■ **WHAT THE TASK ASKS**: Return each line of the listing below, unchanged, and omit the images.

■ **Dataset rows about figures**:
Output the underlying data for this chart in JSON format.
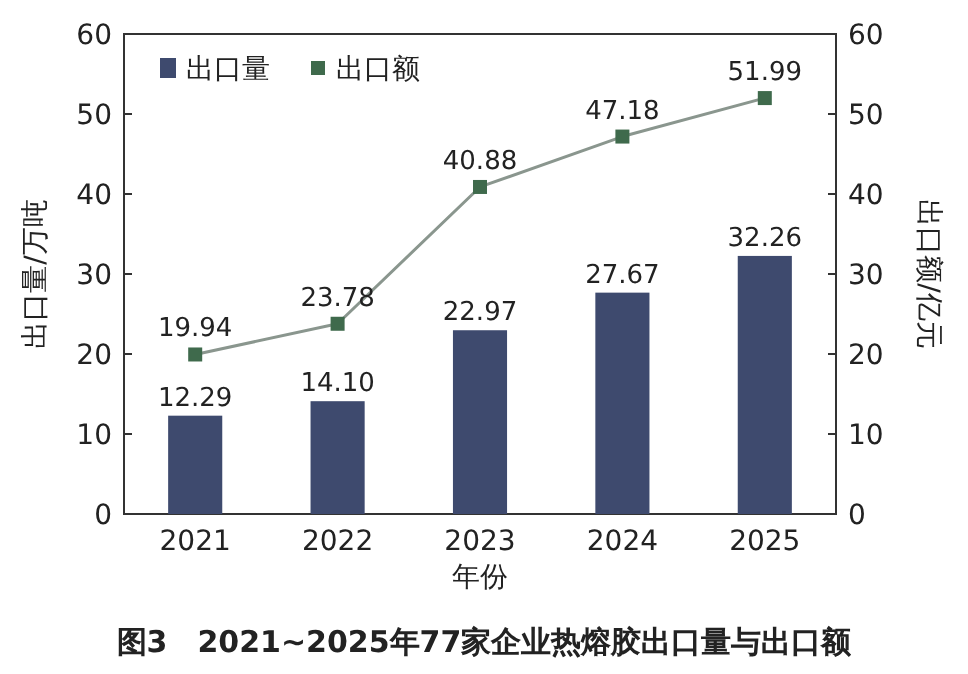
{
  "chart_data": {
    "type": "bar",
    "title": "图3　2021~2025年77家企业热熔胶出口量与出口额",
    "xlabel": "年份",
    "ylabel": "出口量/万吨",
    "y2label": "出口额/亿元",
    "categories": [
      "2021",
      "2022",
      "2023",
      "2024",
      "2025"
    ],
    "series": [
      {
        "name": "出口量",
        "color": "#3e4a6e",
        "values": [
          12.29,
          14.1,
          22.97,
          27.67,
          32.26
        ],
        "value_labels": [
          "12.29",
          "14.10",
          "22.97",
          "27.67",
          "32.26"
        ]
      },
      {
        "name": "出口额",
        "type": "line",
        "axis": "y2",
        "color": "#8a968e",
        "marker": "square",
        "values": [
          19.94,
          23.78,
          40.88,
          47.18,
          51.99
        ],
        "value_labels": [
          "19.94",
          "23.78",
          "40.88",
          "47.18",
          "51.99"
        ]
      }
    ],
    "ylim": [
      0,
      60
    ],
    "yticks": [
      0,
      10,
      20,
      30,
      40,
      50,
      60
    ],
    "y2lim": [
      0,
      60
    ],
    "y2ticks": [
      0,
      10,
      20,
      30,
      40,
      50,
      60
    ],
    "legend": "top left",
    "grid": false
  }
}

■ **RESULT OF THIS TASK**:
Output the underlying data for this chart in JSON format.
{
  "chart_data": {
    "type": "bar",
    "title": "图3　2021~2025年77家企业热熔胶出口量与出口额",
    "xlabel": "年份",
    "ylabel": "出口量/万吨",
    "y2label": "出口额/亿元",
    "categories": [
      "2021",
      "2022",
      "2023",
      "2024",
      "2025"
    ],
    "series": [
      {
        "name": "出口量",
        "color": "#3e4a6e",
        "values": [
          12.29,
          14.1,
          22.97,
          27.67,
          32.26
        ],
        "value_labels": [
          "12.29",
          "14.10",
          "22.97",
          "27.67",
          "32.26"
        ]
      },
      {
        "name": "出口额",
        "type": "line",
        "axis": "y2",
        "color": "#8a968e",
        "marker": "square",
        "values": [
          19.94,
          23.78,
          40.88,
          47.18,
          51.99
        ],
        "value_labels": [
          "19.94",
          "23.78",
          "40.88",
          "47.18",
          "51.99"
        ]
      }
    ],
    "ylim": [
      0,
      60
    ],
    "yticks": [
      0,
      10,
      20,
      30,
      40,
      50,
      60
    ],
    "y2lim": [
      0,
      60
    ],
    "y2ticks": [
      0,
      10,
      20,
      30,
      40,
      50,
      60
    ],
    "legend": "top left",
    "grid": false
  }
}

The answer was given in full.